§ Description of the task: For the material that follows, list every line containing the word "заместитель".

##########

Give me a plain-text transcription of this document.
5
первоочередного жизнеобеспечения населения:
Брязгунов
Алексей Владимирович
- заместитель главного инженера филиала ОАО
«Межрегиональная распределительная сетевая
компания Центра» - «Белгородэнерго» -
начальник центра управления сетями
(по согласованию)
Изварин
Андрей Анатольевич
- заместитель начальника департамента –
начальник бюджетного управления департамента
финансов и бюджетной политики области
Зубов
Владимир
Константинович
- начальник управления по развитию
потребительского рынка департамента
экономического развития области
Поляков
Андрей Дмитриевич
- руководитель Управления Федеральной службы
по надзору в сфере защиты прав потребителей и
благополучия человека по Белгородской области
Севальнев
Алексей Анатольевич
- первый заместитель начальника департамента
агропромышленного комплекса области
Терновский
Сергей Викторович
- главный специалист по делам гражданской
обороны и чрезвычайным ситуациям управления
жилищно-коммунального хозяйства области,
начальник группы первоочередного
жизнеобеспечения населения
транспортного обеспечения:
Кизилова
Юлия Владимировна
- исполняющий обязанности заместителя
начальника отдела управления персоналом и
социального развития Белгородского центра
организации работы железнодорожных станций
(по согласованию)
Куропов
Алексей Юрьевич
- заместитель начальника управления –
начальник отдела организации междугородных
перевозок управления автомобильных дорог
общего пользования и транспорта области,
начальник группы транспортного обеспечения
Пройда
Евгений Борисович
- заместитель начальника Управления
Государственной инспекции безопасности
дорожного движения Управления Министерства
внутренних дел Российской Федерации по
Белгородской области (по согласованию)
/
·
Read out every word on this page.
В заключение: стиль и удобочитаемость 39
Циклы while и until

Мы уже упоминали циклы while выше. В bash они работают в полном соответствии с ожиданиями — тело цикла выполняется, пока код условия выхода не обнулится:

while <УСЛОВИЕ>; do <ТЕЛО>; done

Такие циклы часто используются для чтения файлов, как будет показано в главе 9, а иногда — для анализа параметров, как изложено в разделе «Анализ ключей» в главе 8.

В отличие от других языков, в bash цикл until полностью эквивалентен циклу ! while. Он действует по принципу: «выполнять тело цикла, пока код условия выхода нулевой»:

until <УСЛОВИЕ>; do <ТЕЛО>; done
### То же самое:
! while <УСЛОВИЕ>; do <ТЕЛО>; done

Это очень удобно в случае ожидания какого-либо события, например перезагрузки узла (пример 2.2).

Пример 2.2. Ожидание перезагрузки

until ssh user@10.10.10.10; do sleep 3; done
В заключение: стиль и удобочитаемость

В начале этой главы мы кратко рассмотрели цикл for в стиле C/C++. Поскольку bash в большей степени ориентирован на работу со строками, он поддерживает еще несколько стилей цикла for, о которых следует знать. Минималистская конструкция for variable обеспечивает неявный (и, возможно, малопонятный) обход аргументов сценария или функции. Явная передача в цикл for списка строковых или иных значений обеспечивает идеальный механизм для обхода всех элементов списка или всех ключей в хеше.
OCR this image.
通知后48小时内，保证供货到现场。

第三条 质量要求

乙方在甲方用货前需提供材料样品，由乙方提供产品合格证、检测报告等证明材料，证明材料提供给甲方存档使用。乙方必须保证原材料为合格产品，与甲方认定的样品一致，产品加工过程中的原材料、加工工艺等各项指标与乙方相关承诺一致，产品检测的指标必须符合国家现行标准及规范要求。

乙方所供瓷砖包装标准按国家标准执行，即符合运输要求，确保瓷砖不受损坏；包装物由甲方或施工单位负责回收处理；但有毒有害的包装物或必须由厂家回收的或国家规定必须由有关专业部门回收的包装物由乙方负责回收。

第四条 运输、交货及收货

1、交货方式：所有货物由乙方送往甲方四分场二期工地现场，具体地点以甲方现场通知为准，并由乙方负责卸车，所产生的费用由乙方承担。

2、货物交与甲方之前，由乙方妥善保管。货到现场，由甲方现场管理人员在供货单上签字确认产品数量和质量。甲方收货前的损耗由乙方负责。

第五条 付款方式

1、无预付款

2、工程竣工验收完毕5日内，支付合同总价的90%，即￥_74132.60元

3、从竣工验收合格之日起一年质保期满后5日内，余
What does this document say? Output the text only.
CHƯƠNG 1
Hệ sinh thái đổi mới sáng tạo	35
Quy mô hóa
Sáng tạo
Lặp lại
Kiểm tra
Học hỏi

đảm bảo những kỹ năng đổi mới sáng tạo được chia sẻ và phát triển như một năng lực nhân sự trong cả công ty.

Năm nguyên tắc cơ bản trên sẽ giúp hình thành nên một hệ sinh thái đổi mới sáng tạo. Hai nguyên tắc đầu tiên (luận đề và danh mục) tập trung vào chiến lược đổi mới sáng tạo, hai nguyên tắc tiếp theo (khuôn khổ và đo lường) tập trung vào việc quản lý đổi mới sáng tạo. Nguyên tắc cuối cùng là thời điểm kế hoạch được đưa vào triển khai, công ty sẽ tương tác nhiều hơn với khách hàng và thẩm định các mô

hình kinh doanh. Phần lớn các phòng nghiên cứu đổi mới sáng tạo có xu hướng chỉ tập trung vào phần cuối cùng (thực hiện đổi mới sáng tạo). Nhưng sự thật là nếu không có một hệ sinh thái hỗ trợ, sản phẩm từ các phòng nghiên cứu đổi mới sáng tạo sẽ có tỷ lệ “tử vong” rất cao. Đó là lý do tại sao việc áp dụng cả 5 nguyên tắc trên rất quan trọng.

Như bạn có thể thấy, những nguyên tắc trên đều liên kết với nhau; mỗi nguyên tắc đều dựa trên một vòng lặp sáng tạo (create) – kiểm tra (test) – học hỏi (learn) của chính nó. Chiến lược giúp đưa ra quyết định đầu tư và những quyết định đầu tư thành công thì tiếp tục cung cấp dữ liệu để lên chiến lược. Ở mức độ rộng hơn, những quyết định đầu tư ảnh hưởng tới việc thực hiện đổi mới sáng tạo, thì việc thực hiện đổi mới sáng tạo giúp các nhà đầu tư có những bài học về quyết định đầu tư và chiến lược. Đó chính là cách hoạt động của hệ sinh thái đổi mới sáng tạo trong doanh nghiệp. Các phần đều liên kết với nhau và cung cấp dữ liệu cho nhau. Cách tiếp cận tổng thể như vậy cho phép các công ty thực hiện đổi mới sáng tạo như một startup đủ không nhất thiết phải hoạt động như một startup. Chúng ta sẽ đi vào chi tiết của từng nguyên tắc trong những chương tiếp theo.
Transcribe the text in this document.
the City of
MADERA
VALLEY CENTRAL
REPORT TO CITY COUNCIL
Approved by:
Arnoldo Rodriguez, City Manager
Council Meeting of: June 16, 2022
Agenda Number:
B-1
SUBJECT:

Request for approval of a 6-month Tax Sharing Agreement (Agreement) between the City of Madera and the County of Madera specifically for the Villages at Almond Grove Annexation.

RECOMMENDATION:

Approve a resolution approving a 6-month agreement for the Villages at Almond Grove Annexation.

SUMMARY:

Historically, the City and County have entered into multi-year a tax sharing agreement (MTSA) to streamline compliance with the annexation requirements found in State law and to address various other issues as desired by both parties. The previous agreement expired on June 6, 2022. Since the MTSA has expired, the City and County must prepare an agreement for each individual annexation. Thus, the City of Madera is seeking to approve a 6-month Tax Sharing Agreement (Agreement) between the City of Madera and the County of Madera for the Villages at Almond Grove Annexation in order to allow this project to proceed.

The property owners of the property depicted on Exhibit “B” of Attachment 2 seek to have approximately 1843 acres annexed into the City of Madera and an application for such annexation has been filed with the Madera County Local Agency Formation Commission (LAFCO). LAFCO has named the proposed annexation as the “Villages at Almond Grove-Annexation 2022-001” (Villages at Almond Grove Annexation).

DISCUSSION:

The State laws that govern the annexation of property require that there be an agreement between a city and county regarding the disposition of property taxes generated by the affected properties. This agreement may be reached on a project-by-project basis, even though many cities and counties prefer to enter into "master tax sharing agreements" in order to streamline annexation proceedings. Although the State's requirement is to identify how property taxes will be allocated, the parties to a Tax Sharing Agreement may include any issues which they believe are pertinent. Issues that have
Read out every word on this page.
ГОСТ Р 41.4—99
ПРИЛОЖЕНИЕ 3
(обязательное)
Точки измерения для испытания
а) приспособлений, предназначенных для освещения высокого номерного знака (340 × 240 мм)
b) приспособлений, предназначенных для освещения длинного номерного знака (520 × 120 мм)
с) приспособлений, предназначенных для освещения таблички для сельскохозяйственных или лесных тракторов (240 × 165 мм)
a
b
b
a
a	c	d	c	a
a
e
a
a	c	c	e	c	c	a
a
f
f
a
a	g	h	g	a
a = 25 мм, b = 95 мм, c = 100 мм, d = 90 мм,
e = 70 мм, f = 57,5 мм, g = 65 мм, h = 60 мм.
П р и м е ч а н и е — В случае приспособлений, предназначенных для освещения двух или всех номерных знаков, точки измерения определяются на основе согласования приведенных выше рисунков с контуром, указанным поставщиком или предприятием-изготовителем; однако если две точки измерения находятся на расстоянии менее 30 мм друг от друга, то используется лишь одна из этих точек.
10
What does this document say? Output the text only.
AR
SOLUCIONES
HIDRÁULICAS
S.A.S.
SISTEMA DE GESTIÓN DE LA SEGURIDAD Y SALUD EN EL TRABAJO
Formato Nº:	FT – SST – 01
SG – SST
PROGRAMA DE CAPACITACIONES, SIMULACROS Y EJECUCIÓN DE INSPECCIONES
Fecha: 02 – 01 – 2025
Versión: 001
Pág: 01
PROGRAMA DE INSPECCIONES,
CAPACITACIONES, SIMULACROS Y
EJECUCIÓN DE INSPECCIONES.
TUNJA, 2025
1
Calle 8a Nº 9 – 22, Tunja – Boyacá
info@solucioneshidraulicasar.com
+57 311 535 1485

##########

§ Response below:
- заместитель главного инженера филиала ОАО
- заместитель начальника департамента –
- первый заместитель начальника департамента
- заместитель начальника управления –
- заместитель начальника Управления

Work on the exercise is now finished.